### Source

....................

So do ya think that might explain the high, then low of sea ice this season?
You just described natural variablity.

July 1, 2010 2:50 am

@rbateman says:
June 30, 2010 at 2:12 pm
“What goes on now in the S. Hemisphere is what will most likely happen in the N. Hemisphere come December.”
Parts of next December will be below normals, nothing too dramatic though as we have a very mild November on the way.

E.M.Smith
Editor
July 1, 2010 3:56 am

“Geoff Sharp says:
Welcome to the Landscheidt Minimum, expect more to follow for the next 20 years. David Archibald is also of the opinion recently in Melbourne that barycentric forces will see us enter a Dalton like minimum.”
It’s an idea gaining followers…
http://chiefio.wordpress.com/2010/06/29/get-ready-for-a-cold-winter/
btw, the cold coffee story is here:
http://chiefio.wordpress.com/2010/06/28/brazilian-iced-coffee/
and a bit about the South African cold:
http://chiefio.wordpress.com/2010/06/15/south-africa-hit-with-hard-start-to-winter/
but I’m sure it’s just local weather (all over the hemisphere…)

....................

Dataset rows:

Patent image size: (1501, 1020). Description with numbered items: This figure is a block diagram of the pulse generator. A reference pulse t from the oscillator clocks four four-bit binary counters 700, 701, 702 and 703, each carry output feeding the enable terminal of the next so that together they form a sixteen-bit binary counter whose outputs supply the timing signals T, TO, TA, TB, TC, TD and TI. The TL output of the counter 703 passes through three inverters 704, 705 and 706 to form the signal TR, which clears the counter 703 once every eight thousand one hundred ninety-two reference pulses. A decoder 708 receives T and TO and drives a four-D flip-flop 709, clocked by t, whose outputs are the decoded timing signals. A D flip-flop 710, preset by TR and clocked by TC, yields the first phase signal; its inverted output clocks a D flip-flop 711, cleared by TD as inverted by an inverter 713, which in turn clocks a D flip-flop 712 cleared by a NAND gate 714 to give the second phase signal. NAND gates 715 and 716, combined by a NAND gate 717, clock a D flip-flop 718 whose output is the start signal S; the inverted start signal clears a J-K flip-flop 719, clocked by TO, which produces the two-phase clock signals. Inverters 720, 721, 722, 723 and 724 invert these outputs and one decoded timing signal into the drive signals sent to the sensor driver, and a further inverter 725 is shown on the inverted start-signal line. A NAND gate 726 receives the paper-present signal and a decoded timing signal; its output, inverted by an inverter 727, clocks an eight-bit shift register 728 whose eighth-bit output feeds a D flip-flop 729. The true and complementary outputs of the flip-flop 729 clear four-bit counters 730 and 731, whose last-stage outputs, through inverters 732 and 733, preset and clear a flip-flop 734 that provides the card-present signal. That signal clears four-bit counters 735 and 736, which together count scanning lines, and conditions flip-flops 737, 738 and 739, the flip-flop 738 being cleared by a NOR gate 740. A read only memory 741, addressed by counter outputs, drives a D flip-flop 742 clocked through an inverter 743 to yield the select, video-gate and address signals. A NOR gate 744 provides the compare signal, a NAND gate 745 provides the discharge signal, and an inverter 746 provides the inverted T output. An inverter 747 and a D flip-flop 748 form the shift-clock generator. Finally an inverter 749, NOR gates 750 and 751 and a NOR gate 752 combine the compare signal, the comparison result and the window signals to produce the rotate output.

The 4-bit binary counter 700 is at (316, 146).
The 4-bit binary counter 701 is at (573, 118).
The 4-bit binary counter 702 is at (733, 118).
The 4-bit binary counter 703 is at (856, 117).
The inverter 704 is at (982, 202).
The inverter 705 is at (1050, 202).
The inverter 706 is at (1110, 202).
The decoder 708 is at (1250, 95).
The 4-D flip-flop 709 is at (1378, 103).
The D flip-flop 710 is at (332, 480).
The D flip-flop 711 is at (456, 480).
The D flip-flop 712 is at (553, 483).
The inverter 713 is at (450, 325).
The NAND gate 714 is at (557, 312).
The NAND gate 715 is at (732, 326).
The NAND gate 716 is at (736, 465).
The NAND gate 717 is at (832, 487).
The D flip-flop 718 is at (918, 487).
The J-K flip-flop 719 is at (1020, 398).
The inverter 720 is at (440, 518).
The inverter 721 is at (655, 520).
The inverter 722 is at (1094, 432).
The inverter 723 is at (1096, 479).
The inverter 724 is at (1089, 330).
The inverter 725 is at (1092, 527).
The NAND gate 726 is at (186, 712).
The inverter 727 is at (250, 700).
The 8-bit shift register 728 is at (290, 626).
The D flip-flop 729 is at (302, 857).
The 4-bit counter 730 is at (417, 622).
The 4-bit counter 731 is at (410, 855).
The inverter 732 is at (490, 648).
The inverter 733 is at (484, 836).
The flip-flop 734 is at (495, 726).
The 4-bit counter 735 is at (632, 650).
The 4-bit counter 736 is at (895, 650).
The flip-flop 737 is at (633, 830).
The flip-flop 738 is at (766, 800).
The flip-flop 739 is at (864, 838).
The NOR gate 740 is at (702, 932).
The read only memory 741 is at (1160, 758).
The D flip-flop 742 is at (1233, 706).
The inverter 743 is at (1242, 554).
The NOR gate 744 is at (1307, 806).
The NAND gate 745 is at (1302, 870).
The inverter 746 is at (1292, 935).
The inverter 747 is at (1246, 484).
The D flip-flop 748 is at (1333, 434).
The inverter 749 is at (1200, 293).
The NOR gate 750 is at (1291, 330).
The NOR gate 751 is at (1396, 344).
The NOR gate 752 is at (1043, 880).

....................

### Set of tasks
1) What does the comment thread on cold weather state about each of these?
(a) In the comment posted July 1, 2010 at 2:50 am, what kind of November is said to be on the way?
(b) What title appears beneath the name E.M.Smith?
(c) In the quoted remark, where did David Archibald recently give his opinion?
2) Can you return the stretch of the comment thread on cold weather from "So do ya think" up to and including "on the way."?
3) Could you resume the comment thread on cold weather and sea ice, picking up after its final line?

### Results for the exercise
1)
(a) A very mild November.
(b) Editor.
(c) In Melbourne.

2)
So do ya think that might explain the high, then low of sea ice this season?
You just described natural variablity.

July 1, 2010 2:50 am

@rbateman says:
June 30, 2010 at 2:12 pm
“What goes on now in the S. Hemisphere is what will most likely happen in the N. Hemisphere come December.”
Parts of next December will be below normals, nothing too dramatic though as we have a very mild November on the way.

3)
Henry Pool
July 1, 2010 4:05 am

Henry@Stephen
We must come up with a reasonable explanation (mechanism) for global warming and global cooling. We already know the simple equation of the sun’s energy coming to earth. I am sure that one day when we look back at this we will laugh at the simple truth that is staring us in the face.
Just to come back on this: If you consider the magnetic field of the sun – which seems to be fluctuating (depending on an active or inactive sun) – how does this affect the magnetic field of earth? Is there not some inference? (is that the right word for the cancelation like in waves?) ) There are indeed some metal and other ions in rainwater (clouds), I remember measuring this a long time ago. Your explanation does not work because I think the observation was that during global cooling the clouds (from both SH and NH) seem to be moving more towards the equator as opposed to moving to the poles, thereby covering more square area of earth with clouds then if they were moving more towards the poles.

Keith
July 1, 2010 5:50 am
Geoff Sherrington
July 1, 2010 6:30 am

Hi Anthony,
How nice it is to see how quickly you slipped into the traditional Aussie way of nicely taking the mickey out of the Americans. Ever since you have been our guest, WUWT has had many articles in the “ridicule” category, many of them directed to you home country.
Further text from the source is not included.